**Requirements:**
Transcribe every line exactly and omit anything that is a picture.

# Given records start

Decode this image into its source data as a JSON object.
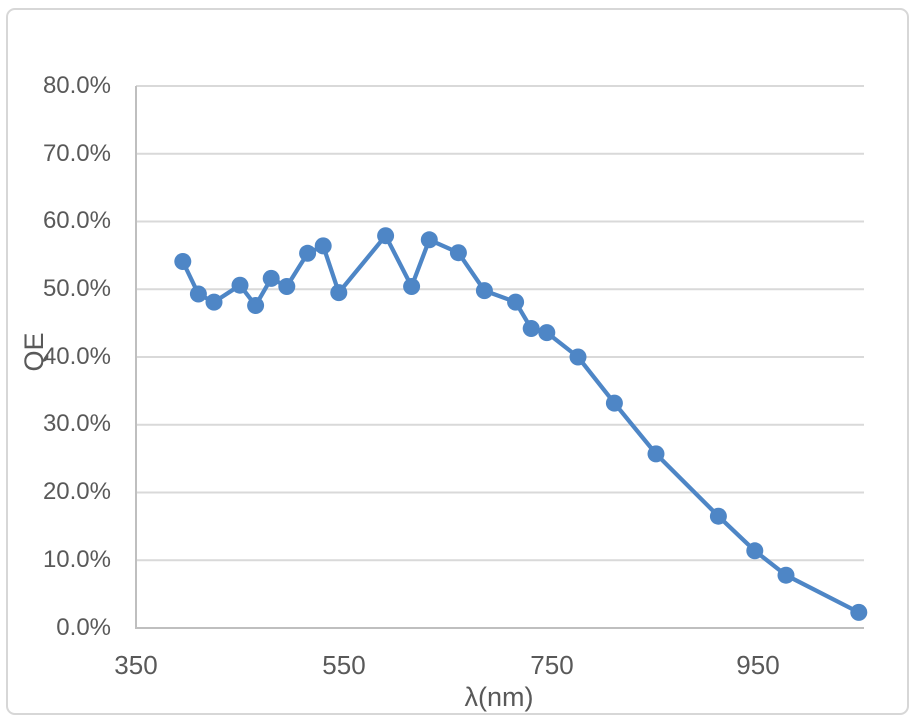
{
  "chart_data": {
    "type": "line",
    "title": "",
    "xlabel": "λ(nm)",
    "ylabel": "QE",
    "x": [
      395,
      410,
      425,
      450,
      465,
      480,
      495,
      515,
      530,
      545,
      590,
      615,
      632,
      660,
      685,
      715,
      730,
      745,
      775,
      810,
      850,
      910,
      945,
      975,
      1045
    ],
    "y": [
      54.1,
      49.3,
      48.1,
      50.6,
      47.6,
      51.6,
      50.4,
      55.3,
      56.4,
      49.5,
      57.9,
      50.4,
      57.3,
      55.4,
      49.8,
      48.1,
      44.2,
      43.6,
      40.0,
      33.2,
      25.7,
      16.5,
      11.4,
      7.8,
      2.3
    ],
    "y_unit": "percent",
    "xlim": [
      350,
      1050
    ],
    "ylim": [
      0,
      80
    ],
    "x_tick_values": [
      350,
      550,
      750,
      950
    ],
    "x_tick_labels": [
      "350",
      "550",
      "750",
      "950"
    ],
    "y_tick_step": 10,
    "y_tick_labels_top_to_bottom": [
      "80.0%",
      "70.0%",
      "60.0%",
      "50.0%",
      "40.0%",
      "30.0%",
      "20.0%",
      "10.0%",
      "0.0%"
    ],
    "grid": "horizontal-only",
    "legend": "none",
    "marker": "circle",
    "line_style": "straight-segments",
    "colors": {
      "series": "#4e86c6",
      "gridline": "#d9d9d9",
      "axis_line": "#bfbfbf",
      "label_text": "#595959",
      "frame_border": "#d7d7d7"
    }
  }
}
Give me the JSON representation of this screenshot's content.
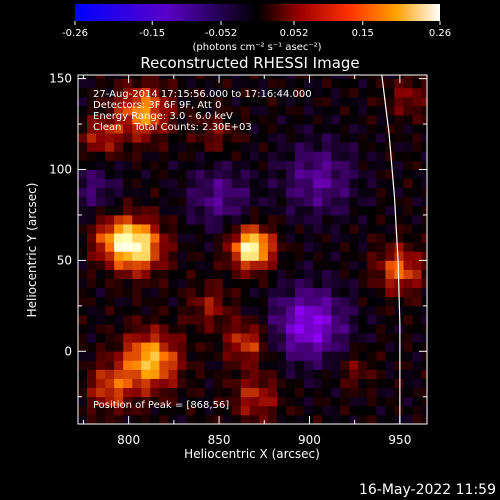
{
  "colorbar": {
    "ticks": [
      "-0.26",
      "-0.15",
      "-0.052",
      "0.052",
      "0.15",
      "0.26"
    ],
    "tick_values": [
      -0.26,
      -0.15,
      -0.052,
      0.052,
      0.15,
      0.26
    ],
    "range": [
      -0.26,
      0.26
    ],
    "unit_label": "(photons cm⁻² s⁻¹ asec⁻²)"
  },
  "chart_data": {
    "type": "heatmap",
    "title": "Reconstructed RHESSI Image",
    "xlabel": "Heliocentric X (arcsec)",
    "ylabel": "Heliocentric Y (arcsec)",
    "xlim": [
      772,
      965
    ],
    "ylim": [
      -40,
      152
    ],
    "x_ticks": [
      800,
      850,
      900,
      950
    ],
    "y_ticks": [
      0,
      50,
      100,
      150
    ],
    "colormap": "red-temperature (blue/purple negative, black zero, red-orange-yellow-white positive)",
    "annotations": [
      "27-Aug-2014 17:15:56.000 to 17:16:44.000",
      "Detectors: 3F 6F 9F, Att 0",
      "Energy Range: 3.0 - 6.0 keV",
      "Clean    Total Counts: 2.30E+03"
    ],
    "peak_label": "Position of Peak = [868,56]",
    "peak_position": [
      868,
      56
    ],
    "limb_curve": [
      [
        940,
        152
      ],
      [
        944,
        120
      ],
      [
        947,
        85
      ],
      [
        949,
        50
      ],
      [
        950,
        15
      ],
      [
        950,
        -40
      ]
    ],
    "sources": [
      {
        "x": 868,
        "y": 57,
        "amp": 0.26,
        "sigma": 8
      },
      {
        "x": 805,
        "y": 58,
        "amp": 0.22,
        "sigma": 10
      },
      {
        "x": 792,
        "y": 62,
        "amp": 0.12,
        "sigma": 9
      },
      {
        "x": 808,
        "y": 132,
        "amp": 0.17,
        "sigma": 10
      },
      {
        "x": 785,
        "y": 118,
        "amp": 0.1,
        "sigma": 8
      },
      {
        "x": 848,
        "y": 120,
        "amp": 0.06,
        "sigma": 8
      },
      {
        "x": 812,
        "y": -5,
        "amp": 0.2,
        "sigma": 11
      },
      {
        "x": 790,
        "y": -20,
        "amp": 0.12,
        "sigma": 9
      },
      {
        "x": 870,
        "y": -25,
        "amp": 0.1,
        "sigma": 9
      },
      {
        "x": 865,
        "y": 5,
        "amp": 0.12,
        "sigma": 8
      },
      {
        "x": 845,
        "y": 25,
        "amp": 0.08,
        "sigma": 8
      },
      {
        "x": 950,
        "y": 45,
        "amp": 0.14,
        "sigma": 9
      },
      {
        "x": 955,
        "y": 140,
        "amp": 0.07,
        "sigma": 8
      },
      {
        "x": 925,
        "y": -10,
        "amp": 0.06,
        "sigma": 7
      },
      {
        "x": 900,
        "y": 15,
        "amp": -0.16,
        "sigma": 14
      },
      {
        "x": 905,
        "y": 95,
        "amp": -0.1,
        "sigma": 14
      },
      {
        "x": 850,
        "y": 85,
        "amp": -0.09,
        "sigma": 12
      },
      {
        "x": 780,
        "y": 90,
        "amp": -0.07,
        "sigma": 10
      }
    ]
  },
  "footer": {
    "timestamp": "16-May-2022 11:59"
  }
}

# Given records end

**Solution to this task:**
Decode this image into its source data as a JSON object.
{
  "chart_data": {
    "type": "line",
    "title": "",
    "xlabel": "λ(nm)",
    "ylabel": "QE",
    "x": [
      395,
      410,
      425,
      450,
      465,
      480,
      495,
      515,
      530,
      545,
      590,
      615,
      632,
      660,
      685,
      715,
      730,
      745,
      775,
      810,
      850,
      910,
      945,
      975,
      1045
    ],
    "y": [
      54.1,
      49.3,
      48.1,
      50.6,
      47.6,
      51.6,
      50.4,
      55.3,
      56.4,
      49.5,
      57.9,
      50.4,
      57.3,
      55.4,
      49.8,
      48.1,
      44.2,
      43.6,
      40.0,
      33.2,
      25.7,
      16.5,
      11.4,
      7.8,
      2.3
    ],
    "y_unit": "percent",
    "xlim": [
      350,
      1050
    ],
    "ylim": [
      0,
      80
    ],
    "x_tick_values": [
      350,
      550,
      750,
      950
    ],
    "x_tick_labels": [
      "350",
      "550",
      "750",
      "950"
    ],
    "y_tick_step": 10,
    "y_tick_labels_top_to_bottom": [
      "80.0%",
      "70.0%",
      "60.0%",
      "50.0%",
      "40.0%",
      "30.0%",
      "20.0%",
      "10.0%",
      "0.0%"
    ],
    "grid": "horizontal-only",
    "legend": "none",
    "marker": "circle",
    "line_style": "straight-segments",
    "colors": {
      "series": "#4e86c6",
      "gridline": "#d9d9d9",
      "axis_line": "#bfbfbf",
      "label_text": "#595959",
      "frame_border": "#d7d7d7"
    }
  }
}
Give me the JSON representation of this screenshot's content.
{
  "colorbar": {
    "ticks": [
      "-0.26",
      "-0.15",
      "-0.052",
      "0.052",
      "0.15",
      "0.26"
    ],
    "tick_values": [
      -0.26,
      -0.15,
      -0.052,
      0.052,
      0.15,
      0.26
    ],
    "range": [
      -0.26,
      0.26
    ],
    "unit_label": "(photons cm⁻² s⁻¹ asec⁻²)"
  },
  "chart_data": {
    "type": "heatmap",
    "title": "Reconstructed RHESSI Image",
    "xlabel": "Heliocentric X (arcsec)",
    "ylabel": "Heliocentric Y (arcsec)",
    "xlim": [
      772,
      965
    ],
    "ylim": [
      -40,
      152
    ],
    "x_ticks": [
      800,
      850,
      900,
      950
    ],
    "y_ticks": [
      0,
      50,
      100,
      150
    ],
    "colormap": "red-temperature (blue/purple negative, black zero, red-orange-yellow-white positive)",
    "annotations": [
      "27-Aug-2014 17:15:56.000 to 17:16:44.000",
      "Detectors: 3F 6F 9F, Att 0",
      "Energy Range: 3.0 - 6.0 keV",
      "Clean    Total Counts: 2.30E+03"
    ],
    "peak_label": "Position of Peak = [868,56]",
    "peak_position": [
      868,
      56
    ],
    "limb_curve": [
      [
        940,
        152
      ],
      [
        944,
        120
      ],
      [
        947,
        85
      ],
      [
        949,
        50
      ],
      [
        950,
        15
      ],
      [
        950,
        -40
      ]
    ],
    "sources": [
      {
        "x": 868,
        "y": 57,
        "amp": 0.26,
        "sigma": 8
      },
      {
        "x": 805,
        "y": 58,
        "amp": 0.22,
        "sigma": 10
      },
      {
        "x": 792,
        "y": 62,
        "amp": 0.12,
        "sigma": 9
      },
      {
        "x": 808,
        "y": 132,
        "amp": 0.17,
        "sigma": 10
      },
      {
        "x": 785,
        "y": 118,
        "amp": 0.1,
        "sigma": 8
      },
      {
        "x": 848,
        "y": 120,
        "amp": 0.06,
        "sigma": 8
      },
      {
        "x": 812,
        "y": -5,
        "amp": 0.2,
        "sigma": 11
      },
      {
        "x": 790,
        "y": -20,
        "amp": 0.12,
        "sigma": 9
      },
      {
        "x": 870,
        "y": -25,
        "amp": 0.1,
        "sigma": 9
      },
      {
        "x": 865,
        "y": 5,
        "amp": 0.12,
        "sigma": 8
      },
      {
        "x": 845,
        "y": 25,
        "amp": 0.08,
        "sigma": 8
      },
      {
        "x": 950,
        "y": 45,
        "amp": 0.14,
        "sigma": 9
      },
      {
        "x": 955,
        "y": 140,
        "amp": 0.07,
        "sigma": 8
      },
      {
        "x": 925,
        "y": -10,
        "amp": 0.06,
        "sigma": 7
      },
      {
        "x": 900,
        "y": 15,
        "amp": -0.16,
        "sigma": 14
      },
      {
        "x": 905,
        "y": 95,
        "amp": -0.1,
        "sigma": 14
      },
      {
        "x": 850,
        "y": 85,
        "amp": -0.09,
        "sigma": 12
      },
      {
        "x": 780,
        "y": 90,
        "amp": -0.07,
        "sigma": 10
      }
    ]
  },
  "footer": {
    "timestamp": "16-May-2022 11:59"
  }
}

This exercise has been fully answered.